DIRECTIONS: Every record must be repeated exactly, with no omission.
········
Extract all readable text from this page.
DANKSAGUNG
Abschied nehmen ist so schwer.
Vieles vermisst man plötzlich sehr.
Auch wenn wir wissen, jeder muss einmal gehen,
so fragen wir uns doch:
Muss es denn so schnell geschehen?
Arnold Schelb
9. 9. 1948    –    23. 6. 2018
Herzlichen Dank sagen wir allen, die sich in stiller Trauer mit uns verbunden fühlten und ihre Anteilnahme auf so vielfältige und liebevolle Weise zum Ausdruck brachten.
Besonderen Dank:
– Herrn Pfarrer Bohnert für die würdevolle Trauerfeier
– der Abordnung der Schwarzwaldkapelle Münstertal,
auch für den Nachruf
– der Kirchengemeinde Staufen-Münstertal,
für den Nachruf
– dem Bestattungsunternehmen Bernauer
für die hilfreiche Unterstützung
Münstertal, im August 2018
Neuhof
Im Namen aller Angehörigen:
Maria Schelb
········
OUTPUT:
Extract all readable text from this page.
DANKSAGUNG
Abschied nehmen ist so schwer.
Vieles vermisst man plötzlich sehr.
Auch wenn wir wissen, jeder muss einmal gehen,
so fragen wir uns doch:
Muss es denn so schnell geschehen?
Arnold Schelb
9. 9. 1948    –    23. 6. 2018
Herzlichen Dank sagen wir allen, die sich in stiller Trauer mit uns verbunden fühlten und ihre Anteilnahme auf so vielfältige und liebevolle Weise zum Ausdruck brachten.
Besonderen Dank:
– Herrn Pfarrer Bohnert für die würdevolle Trauerfeier
– der Abordnung der Schwarzwaldkapelle Münstertal,
auch für den Nachruf
– der Kirchengemeinde Staufen-Münstertal,
für den Nachruf
– dem Bestattungsunternehmen Bernauer
für die hilfreiche Unterstützung
Münstertal, im August 2018
Neuhof
Im Namen aller Angehörigen:
Maria Schelb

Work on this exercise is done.